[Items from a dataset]
-- -- --

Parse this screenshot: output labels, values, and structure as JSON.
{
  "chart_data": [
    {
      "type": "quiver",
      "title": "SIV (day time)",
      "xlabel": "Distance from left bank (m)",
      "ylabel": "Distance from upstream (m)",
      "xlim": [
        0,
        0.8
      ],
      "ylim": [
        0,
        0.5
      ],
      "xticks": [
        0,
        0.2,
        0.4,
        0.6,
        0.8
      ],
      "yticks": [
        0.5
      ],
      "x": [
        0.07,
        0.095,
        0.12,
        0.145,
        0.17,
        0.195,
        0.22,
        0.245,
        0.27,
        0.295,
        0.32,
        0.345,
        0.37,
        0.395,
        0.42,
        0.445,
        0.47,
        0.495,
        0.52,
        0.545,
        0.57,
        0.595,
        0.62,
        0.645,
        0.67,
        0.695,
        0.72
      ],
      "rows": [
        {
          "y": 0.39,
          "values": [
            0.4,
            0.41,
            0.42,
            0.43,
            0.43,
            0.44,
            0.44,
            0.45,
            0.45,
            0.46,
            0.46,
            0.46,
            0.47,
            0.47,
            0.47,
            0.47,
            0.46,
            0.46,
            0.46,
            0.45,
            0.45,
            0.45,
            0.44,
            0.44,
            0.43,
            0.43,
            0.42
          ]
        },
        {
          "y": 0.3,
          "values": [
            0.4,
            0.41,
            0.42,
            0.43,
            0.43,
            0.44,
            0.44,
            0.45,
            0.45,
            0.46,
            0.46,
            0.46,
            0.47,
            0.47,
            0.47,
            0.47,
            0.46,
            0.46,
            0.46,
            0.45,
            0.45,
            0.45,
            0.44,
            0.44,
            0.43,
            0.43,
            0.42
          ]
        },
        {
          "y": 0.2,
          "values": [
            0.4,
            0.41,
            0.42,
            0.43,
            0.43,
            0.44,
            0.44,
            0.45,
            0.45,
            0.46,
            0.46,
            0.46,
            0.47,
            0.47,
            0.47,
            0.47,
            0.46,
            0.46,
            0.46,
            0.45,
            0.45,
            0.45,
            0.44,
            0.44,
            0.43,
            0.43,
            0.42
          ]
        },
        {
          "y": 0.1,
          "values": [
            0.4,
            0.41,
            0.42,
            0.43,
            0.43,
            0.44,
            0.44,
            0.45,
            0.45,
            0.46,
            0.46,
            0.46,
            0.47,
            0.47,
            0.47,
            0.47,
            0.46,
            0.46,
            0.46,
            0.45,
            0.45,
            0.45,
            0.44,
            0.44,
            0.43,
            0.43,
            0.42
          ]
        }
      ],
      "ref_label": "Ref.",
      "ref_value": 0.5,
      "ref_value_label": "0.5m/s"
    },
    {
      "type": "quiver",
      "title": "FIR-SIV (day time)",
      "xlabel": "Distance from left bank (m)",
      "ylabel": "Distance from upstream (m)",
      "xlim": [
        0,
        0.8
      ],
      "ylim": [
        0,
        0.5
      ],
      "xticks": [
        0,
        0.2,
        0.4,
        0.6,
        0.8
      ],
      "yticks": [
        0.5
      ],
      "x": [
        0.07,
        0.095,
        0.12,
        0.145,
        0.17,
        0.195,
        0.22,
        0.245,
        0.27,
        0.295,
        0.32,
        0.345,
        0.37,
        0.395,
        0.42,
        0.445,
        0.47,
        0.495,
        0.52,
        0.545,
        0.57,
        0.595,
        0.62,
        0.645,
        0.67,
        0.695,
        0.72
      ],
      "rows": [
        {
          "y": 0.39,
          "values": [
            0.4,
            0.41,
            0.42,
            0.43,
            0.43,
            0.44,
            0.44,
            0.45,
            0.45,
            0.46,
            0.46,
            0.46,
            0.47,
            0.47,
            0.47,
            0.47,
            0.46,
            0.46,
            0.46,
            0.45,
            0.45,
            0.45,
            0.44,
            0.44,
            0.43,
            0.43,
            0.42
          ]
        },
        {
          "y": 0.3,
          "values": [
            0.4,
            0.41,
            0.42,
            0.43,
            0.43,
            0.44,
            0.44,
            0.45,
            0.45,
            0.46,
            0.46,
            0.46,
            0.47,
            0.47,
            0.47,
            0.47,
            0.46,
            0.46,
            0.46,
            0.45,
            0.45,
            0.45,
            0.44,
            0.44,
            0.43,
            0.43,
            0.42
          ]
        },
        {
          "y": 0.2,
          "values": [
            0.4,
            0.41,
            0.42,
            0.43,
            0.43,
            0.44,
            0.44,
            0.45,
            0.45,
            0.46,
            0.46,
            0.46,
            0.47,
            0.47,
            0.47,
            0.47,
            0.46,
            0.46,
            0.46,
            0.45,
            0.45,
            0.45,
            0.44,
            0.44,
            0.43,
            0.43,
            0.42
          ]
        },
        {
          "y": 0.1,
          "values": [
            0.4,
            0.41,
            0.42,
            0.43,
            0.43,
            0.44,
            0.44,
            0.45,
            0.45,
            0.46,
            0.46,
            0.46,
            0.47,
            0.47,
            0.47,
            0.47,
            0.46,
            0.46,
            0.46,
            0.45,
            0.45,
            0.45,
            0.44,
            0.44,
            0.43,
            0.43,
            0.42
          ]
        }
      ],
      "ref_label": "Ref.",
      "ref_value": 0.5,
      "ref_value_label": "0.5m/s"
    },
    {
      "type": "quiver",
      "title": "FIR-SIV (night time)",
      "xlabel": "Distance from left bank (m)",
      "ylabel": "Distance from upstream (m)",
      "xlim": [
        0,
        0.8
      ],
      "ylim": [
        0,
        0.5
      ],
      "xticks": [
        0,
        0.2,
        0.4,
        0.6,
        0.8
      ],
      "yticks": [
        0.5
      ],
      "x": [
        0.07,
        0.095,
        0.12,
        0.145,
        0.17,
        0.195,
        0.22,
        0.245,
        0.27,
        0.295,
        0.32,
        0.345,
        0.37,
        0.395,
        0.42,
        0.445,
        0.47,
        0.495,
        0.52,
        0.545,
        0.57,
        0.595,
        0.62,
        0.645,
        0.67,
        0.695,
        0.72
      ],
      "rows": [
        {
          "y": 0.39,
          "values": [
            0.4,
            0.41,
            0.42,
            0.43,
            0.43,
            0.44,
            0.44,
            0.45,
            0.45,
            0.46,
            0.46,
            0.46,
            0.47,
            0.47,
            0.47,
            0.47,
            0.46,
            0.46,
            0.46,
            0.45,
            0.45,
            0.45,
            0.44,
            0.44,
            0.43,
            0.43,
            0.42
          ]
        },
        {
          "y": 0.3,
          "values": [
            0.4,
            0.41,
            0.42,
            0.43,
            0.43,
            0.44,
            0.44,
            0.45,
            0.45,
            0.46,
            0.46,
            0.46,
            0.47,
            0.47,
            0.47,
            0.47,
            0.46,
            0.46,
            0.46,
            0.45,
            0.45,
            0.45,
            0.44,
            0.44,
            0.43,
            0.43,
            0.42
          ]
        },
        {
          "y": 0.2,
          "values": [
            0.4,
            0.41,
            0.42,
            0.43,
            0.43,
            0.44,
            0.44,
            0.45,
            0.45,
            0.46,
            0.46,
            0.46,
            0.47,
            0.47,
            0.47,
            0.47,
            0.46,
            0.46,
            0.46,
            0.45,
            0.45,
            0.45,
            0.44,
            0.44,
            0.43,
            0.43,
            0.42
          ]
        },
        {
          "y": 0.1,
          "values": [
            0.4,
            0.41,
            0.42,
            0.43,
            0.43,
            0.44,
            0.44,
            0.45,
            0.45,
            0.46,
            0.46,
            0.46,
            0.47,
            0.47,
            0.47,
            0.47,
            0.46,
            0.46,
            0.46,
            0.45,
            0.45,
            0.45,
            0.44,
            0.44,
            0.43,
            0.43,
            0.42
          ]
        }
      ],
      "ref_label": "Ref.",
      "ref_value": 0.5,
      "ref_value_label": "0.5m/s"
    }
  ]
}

-- -- --

▶ _The task_: Please set down all the data word for word.

▶ _Answer to this problem_:
Parse this screenshot: output labels, values, and structure as JSON.
{
  "chart_data": [
    {
      "type": "quiver",
      "title": "SIV (day time)",
      "xlabel": "Distance from left bank (m)",
      "ylabel": "Distance from upstream (m)",
      "xlim": [
        0,
        0.8
      ],
      "ylim": [
        0,
        0.5
      ],
      "xticks": [
        0,
        0.2,
        0.4,
        0.6,
        0.8
      ],
      "yticks": [
        0.5
      ],
      "x": [
        0.07,
        0.095,
        0.12,
        0.145,
        0.17,
        0.195,
        0.22,
        0.245,
        0.27,
        0.295,
        0.32,
        0.345,
        0.37,
        0.395,
        0.42,
        0.445,
        0.47,
        0.495,
        0.52,
        0.545,
        0.57,
        0.595,
        0.62,
        0.645,
        0.67,
        0.695,
        0.72
      ],
      "rows": [
        {
          "y": 0.39,
          "values": [
            0.4,
            0.41,
            0.42,
            0.43,
            0.43,
            0.44,
            0.44,
            0.45,
            0.45,
            0.46,
            0.46,
            0.46,
            0.47,
            0.47,
            0.47,
            0.47,
            0.46,
            0.46,
            0.46,
            0.45,
            0.45,
            0.45,
            0.44,
            0.44,
            0.43,
            0.43,
            0.42
          ]
        },
        {
          "y": 0.3,
          "values": [
            0.4,
            0.41,
            0.42,
            0.43,
            0.43,
            0.44,
            0.44,
            0.45,
            0.45,
            0.46,
            0.46,
            0.46,
            0.47,
            0.47,
            0.47,
            0.47,
            0.46,
            0.46,
            0.46,
            0.45,
            0.45,
            0.45,
            0.44,
            0.44,
            0.43,
            0.43,
            0.42
          ]
        },
        {
          "y": 0.2,
          "values": [
            0.4,
            0.41,
            0.42,
            0.43,
            0.43,
            0.44,
            0.44,
            0.45,
            0.45,
            0.46,
            0.46,
            0.46,
            0.47,
            0.47,
            0.47,
            0.47,
            0.46,
            0.46,
            0.46,
            0.45,
            0.45,
            0.45,
            0.44,
            0.44,
            0.43,
            0.43,
            0.42
          ]
        },
        {
          "y": 0.1,
          "values": [
            0.4,
            0.41,
            0.42,
            0.43,
            0.43,
            0.44,
            0.44,
            0.45,
            0.45,
            0.46,
            0.46,
            0.46,
            0.47,
            0.47,
            0.47,
            0.47,
            0.46,
            0.46,
            0.46,
            0.45,
            0.45,
            0.45,
            0.44,
            0.44,
            0.43,
            0.43,
            0.42
          ]
        }
      ],
      "ref_label": "Ref.",
      "ref_value": 0.5,
      "ref_value_label": "0.5m/s"
    },
    {
      "type": "quiver",
      "title": "FIR-SIV (day time)",
      "xlabel": "Distance from left bank (m)",
      "ylabel": "Distance from upstream (m)",
      "xlim": [
        0,
        0.8
      ],
      "ylim": [
        0,
        0.5
      ],
      "xticks": [
        0,
        0.2,
        0.4,
        0.6,
        0.8
      ],
      "yticks": [
        0.5
      ],
      "x": [
        0.07,
        0.095,
        0.12,
        0.145,
        0.17,
        0.195,
        0.22,
        0.245,
        0.27,
        0.295,
        0.32,
        0.345,
        0.37,
        0.395,
        0.42,
        0.445,
        0.47,
        0.495,
        0.52,
        0.545,
        0.57,
        0.595,
        0.62,
        0.645,
        0.67,
        0.695,
        0.72
      ],
      "rows": [
        {
          "y": 0.39,
          "values": [
            0.4,
            0.41,
            0.42,
            0.43,
            0.43,
            0.44,
            0.44,
            0.45,
            0.45,
            0.46,
            0.46,
            0.46,
            0.47,
            0.47,
            0.47,
            0.47,
            0.46,
            0.46,
            0.46,
            0.45,
            0.45,
            0.45,
            0.44,
            0.44,
            0.43,
            0.43,
            0.42
          ]
        },
        {
          "y": 0.3,
          "values": [
            0.4,
            0.41,
            0.42,
            0.43,
            0.43,
            0.44,
            0.44,
            0.45,
            0.45,
            0.46,
            0.46,
            0.46,
            0.47,
            0.47,
            0.47,
            0.47,
            0.46,
            0.46,
            0.46,
            0.45,
            0.45,
            0.45,
            0.44,
            0.44,
            0.43,
            0.43,
            0.42
          ]
        },
        {
          "y": 0.2,
          "values": [
            0.4,
            0.41,
            0.42,
            0.43,
            0.43,
            0.44,
            0.44,
            0.45,
            0.45,
            0.46,
            0.46,
            0.46,
            0.47,
            0.47,
            0.47,
            0.47,
            0.46,
            0.46,
            0.46,
            0.45,
            0.45,
            0.45,
            0.44,
            0.44,
            0.43,
            0.43,
            0.42
          ]
        },
        {
          "y": 0.1,
          "values": [
            0.4,
            0.41,
            0.42,
            0.43,
            0.43,
            0.44,
            0.44,
            0.45,
            0.45,
            0.46,
            0.46,
            0.46,
            0.47,
            0.47,
            0.47,
            0.47,
            0.46,
            0.46,
            0.46,
            0.45,
            0.45,
            0.45,
            0.44,
            0.44,
            0.43,
            0.43,
            0.42
          ]
        }
      ],
      "ref_label": "Ref.",
      "ref_value": 0.5,
      "ref_value_label": "0.5m/s"
    },
    {
      "type": "quiver",
      "title": "FIR-SIV (night time)",
      "xlabel": "Distance from left bank (m)",
      "ylabel": "Distance from upstream (m)",
      "xlim": [
        0,
        0.8
      ],
      "ylim": [
        0,
        0.5
      ],
      "xticks": [
        0,
        0.2,
        0.4,
        0.6,
        0.8
      ],
      "yticks": [
        0.5
      ],
      "x": [
        0.07,
        0.095,
        0.12,
        0.145,
        0.17,
        0.195,
        0.22,
        0.245,
        0.27,
        0.295,
        0.32,
        0.345,
        0.37,
        0.395,
        0.42,
        0.445,
        0.47,
        0.495,
        0.52,
        0.545,
        0.57,
        0.595,
        0.62,
        0.645,
        0.67,
        0.695,
        0.72
      ],
      "rows": [
        {
          "y": 0.39,
          "values": [
            0.4,
            0.41,
            0.42,
            0.43,
            0.43,
            0.44,
            0.44,
            0.45,
            0.45,
            0.46,
            0.46,
            0.46,
            0.47,
            0.47,
            0.47,
            0.47,
            0.46,
            0.46,
            0.46,
            0.45,
            0.45,
            0.45,
            0.44,
            0.44,
            0.43,
            0.43,
            0.42
          ]
        },
        {
          "y": 0.3,
          "values": [
            0.4,
            0.41,
            0.42,
            0.43,
            0.43,
            0.44,
            0.44,
            0.45,
            0.45,
            0.46,
            0.46,
            0.46,
            0.47,
            0.47,
            0.47,
            0.47,
            0.46,
            0.46,
            0.46,
            0.45,
            0.45,
            0.45,
            0.44,
            0.44,
            0.43,
            0.43,
            0.42
          ]
        },
        {
          "y": 0.2,
          "values": [
            0.4,
            0.41,
            0.42,
            0.43,
            0.43,
            0.44,
            0.44,
            0.45,
            0.45,
            0.46,
            0.46,
            0.46,
            0.47,
            0.47,
            0.47,
            0.47,
            0.46,
            0.46,
            0.46,
            0.45,
            0.45,
            0.45,
            0.44,
            0.44,
            0.43,
            0.43,
            0.42
          ]
        },
        {
          "y": 0.1,
          "values": [
            0.4,
            0.41,
            0.42,
            0.43,
            0.43,
            0.44,
            0.44,
            0.45,
            0.45,
            0.46,
            0.46,
            0.46,
            0.47,
            0.47,
            0.47,
            0.47,
            0.46,
            0.46,
            0.46,
            0.45,
            0.45,
            0.45,
            0.44,
            0.44,
            0.43,
            0.43,
            0.42
          ]
        }
      ],
      "ref_label": "Ref.",
      "ref_value": 0.5,
      "ref_value_label": "0.5m/s"
    }
  ]
}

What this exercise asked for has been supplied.